Rows from a dataset:
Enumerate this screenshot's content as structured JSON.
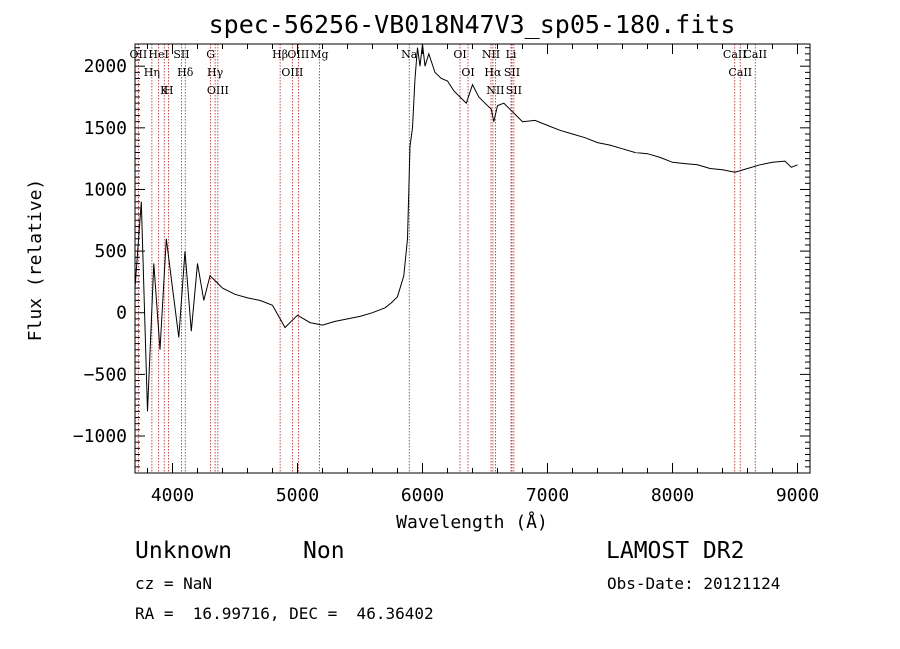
{
  "chart_data": {
    "type": "line",
    "title": "spec-56256-VB018N47V3_sp05-180.fits",
    "xlabel": "Wavelength (Å)",
    "ylabel": "Flux (relative)",
    "xlim": [
      3700,
      9100
    ],
    "ylim": [
      -1300,
      2180
    ],
    "xticks": [
      4000,
      5000,
      6000,
      7000,
      8000,
      9000
    ],
    "xtick_labels": [
      "4000",
      "5000",
      "6000",
      "7000",
      "8000",
      "9000"
    ],
    "yticks": [
      -1000,
      -500,
      0,
      500,
      1000,
      1500,
      2000
    ],
    "ytick_labels": [
      "−1000",
      "−500",
      "0",
      "500",
      "1000",
      "1500",
      "2000"
    ],
    "grid": false,
    "series": [
      {
        "values_note": "",
        "x": [
          3700,
          3750,
          3800,
          3850,
          3900,
          3950,
          4000,
          4050,
          4100,
          4150,
          4200,
          4250,
          4300,
          4350,
          4400,
          4500,
          4600,
          4700,
          4800,
          4900,
          5000,
          5100,
          5200,
          5300,
          5400,
          5500,
          5600,
          5700,
          5750,
          5800,
          5850,
          5880,
          5900,
          5920,
          5940,
          5960,
          5980,
          6000,
          6020,
          6050,
          6100,
          6150,
          6200,
          6250,
          6300,
          6350,
          6400,
          6450,
          6500,
          6550,
          6570,
          6600,
          6650,
          6700,
          6750,
          6800,
          6900,
          7000,
          7100,
          7200,
          7300,
          7400,
          7500,
          7600,
          7700,
          7800,
          7900,
          8000,
          8100,
          8200,
          8300,
          8400,
          8500,
          8600,
          8700,
          8800,
          8900,
          8950,
          9000
        ],
        "y": [
          200,
          900,
          -800,
          400,
          -300,
          600,
          200,
          -200,
          500,
          -150,
          400,
          100,
          300,
          250,
          200,
          150,
          120,
          100,
          60,
          -120,
          -20,
          -80,
          -100,
          -70,
          -50,
          -30,
          0,
          40,
          80,
          130,
          300,
          600,
          1350,
          1500,
          1900,
          2150,
          2000,
          2180,
          2000,
          2100,
          1950,
          1900,
          1880,
          1800,
          1750,
          1700,
          1850,
          1750,
          1700,
          1650,
          1550,
          1680,
          1700,
          1650,
          1600,
          1550,
          1560,
          1520,
          1480,
          1450,
          1420,
          1380,
          1360,
          1330,
          1300,
          1290,
          1260,
          1220,
          1210,
          1200,
          1170,
          1160,
          1140,
          1170,
          1200,
          1220,
          1230,
          1180,
          1200
        ]
      }
    ],
    "lines": [
      {
        "label": "OII",
        "x": 3727
      },
      {
        "label": "Hη",
        "x": 3835
      },
      {
        "label": "HeI",
        "x": 3889
      },
      {
        "label": "K",
        "x": 3934
      },
      {
        "label": "H",
        "x": 3969
      },
      {
        "label": "SII",
        "x": 4072
      },
      {
        "label": "Hδ",
        "x": 4102
      },
      {
        "label": "G",
        "x": 4305
      },
      {
        "label": "Hγ",
        "x": 4341
      },
      {
        "label": "OIII",
        "x": 4363
      },
      {
        "label": "Hβ",
        "x": 4861
      },
      {
        "label": "OIII",
        "x": 4959
      },
      {
        "label": "OIII",
        "x": 5007
      },
      {
        "label": "Mg",
        "x": 5175
      },
      {
        "label": "Na",
        "x": 5894
      },
      {
        "label": "OI",
        "x": 6300
      },
      {
        "label": "OI",
        "x": 6364
      },
      {
        "label": "NII",
        "x": 6548
      },
      {
        "label": "Hα",
        "x": 6563
      },
      {
        "label": "NII",
        "x": 6583
      },
      {
        "label": "Li",
        "x": 6708
      },
      {
        "label": "SII",
        "x": 6716
      },
      {
        "label": "SII",
        "x": 6731
      },
      {
        "label": "CaII",
        "x": 8498
      },
      {
        "label": "CaII",
        "x": 8542
      },
      {
        "label": "CaII",
        "x": 8662
      }
    ]
  },
  "footer": {
    "class_text": "Unknown",
    "subclass_text": "Non",
    "survey_text": "LAMOST DR2",
    "cz_text": "cz = NaN",
    "obs_date_text": "Obs-Date: 20121124",
    "radec_text": "RA =  16.99716, DEC =  46.36402"
  },
  "colors": {
    "spectrum": "#000000",
    "line_marker": "#b22222",
    "axis": "#000000"
  }
}
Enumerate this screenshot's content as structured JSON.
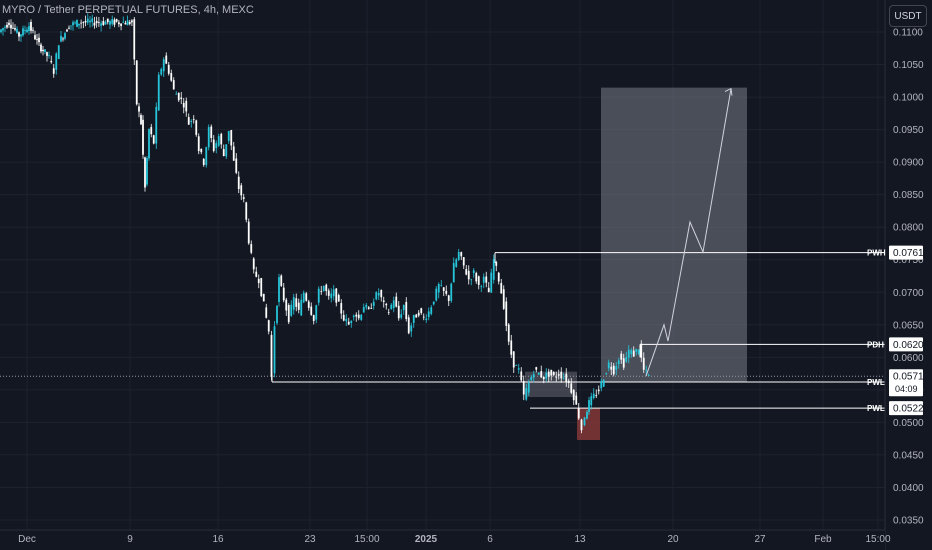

Task objective
Pictures don't belong in the copy. Restate all the entries exactly.

Task answer
Enumerate this screenshot's content as structured JSON.
{
  "chart_data": {
    "type": "line",
    "title": "spec-56256-VB018N47V3_sp05-180.fits",
    "xlabel": "Wavelength (Å)",
    "ylabel": "Flux (relative)",
    "xlim": [
      3700,
      9100
    ],
    "ylim": [
      -1300,
      2180
    ],
    "xticks": [
      4000,
      5000,
      6000,
      7000,
      8000,
      9000
    ],
    "xtick_labels": [
      "4000",
      "5000",
      "6000",
      "7000",
      "8000",
      "9000"
    ],
    "yticks": [
      -1000,
      -500,
      0,
      500,
      1000,
      1500,
      2000
    ],
    "ytick_labels": [
      "−1000",
      "−500",
      "0",
      "500",
      "1000",
      "1500",
      "2000"
    ],
    "grid": false,
    "series": [
      {
        "values_note": "",
        "x": [
          3700,
          3750,
          3800,
          3850,
          3900,
          3950,
          4000,
          4050,
          4100,
          4150,
          4200,
          4250,
          4300,
          4350,
          4400,
          4500,
          4600,
          4700,
          4800,
          4900,
          5000,
          5100,
          5200,
          5300,
          5400,
          5500,
          5600,
          5700,
          5750,
          5800,
          5850,
          5880,
          5900,
          5920,
          5940,
          5960,
          5980,
          6000,
          6020,
          6050,
          6100,
          6150,
          6200,
          6250,
          6300,
          6350,
          6400,
          6450,
          6500,
          6550,
          6570,
          6600,
          6650,
          6700,
          6750,
          6800,
          6900,
          7000,
          7100,
          7200,
          7300,
          7400,
          7500,
          7600,
          7700,
          7800,
          7900,
          8000,
          8100,
          8200,
          8300,
          8400,
          8500,
          8600,
          8700,
          8800,
          8900,
          8950,
          9000
        ],
        "y": [
          200,
          900,
          -800,
          400,
          -300,
          600,
          200,
          -200,
          500,
          -150,
          400,
          100,
          300,
          250,
          200,
          150,
          120,
          100,
          60,
          -120,
          -20,
          -80,
          -100,
          -70,
          -50,
          -30,
          0,
          40,
          80,
          130,
          300,
          600,
          1350,
          1500,
          1900,
          2150,
          2000,
          2180,
          2000,
          2100,
          1950,
          1900,
          1880,
          1800,
          1750,
          1700,
          1850,
          1750,
          1700,
          1650,
          1550,
          1680,
          1700,
          1650,
          1600,
          1550,
          1560,
          1520,
          1480,
          1450,
          1420,
          1380,
          1360,
          1330,
          1300,
          1290,
          1260,
          1220,
          1210,
          1200,
          1170,
          1160,
          1140,
          1170,
          1200,
          1220,
          1230,
          1180,
          1200
        ]
      }
    ],
    "lines": [
      {
        "label": "OII",
        "x": 3727
      },
      {
        "label": "Hη",
        "x": 3835
      },
      {
        "label": "HeI",
        "x": 3889
      },
      {
        "label": "K",
        "x": 3934
      },
      {
        "label": "H",
        "x": 3969
      },
      {
        "label": "SII",
        "x": 4072
      },
      {
        "label": "Hδ",
        "x": 4102
      },
      {
        "label": "G",
        "x": 4305
      },
      {
        "label": "Hγ",
        "x": 4341
      },
      {
        "label": "OIII",
        "x": 4363
      },
      {
        "label": "Hβ",
        "x": 4861
      },
      {
        "label": "OIII",
        "x": 4959
      },
      {
        "label": "OIII",
        "x": 5007
      },
      {
        "label": "Mg",
        "x": 5175
      },
      {
        "label": "Na",
        "x": 5894
      },
      {
        "label": "OI",
        "x": 6300
      },
      {
        "label": "OI",
        "x": 6364
      },
      {
        "label": "NII",
        "x": 6548
      },
      {
        "label": "Hα",
        "x": 6563
      },
      {
        "label": "NII",
        "x": 6583
      },
      {
        "label": "Li",
        "x": 6708
      },
      {
        "label": "SII",
        "x": 6716
      },
      {
        "label": "SII",
        "x": 6731
      },
      {
        "label": "CaII",
        "x": 8498
      },
      {
        "label": "CaII",
        "x": 8542
      },
      {
        "label": "CaII",
        "x": 8662
      }
    ]
  },
  "footer": {
    "class_text": "Unknown",
    "subclass_text": "Non",
    "survey_text": "LAMOST DR2",
    "cz_text": "cz = NaN",
    "obs_date_text": "Obs-Date: 20121124",
    "radec_text": "RA =  16.99716, DEC =  46.36402"
  },
  "colors": {
    "spectrum": "#000000",
    "line_marker": "#b22222",
    "axis": "#000000"
  }
}
Enumerate this screenshot's content as structured JSON.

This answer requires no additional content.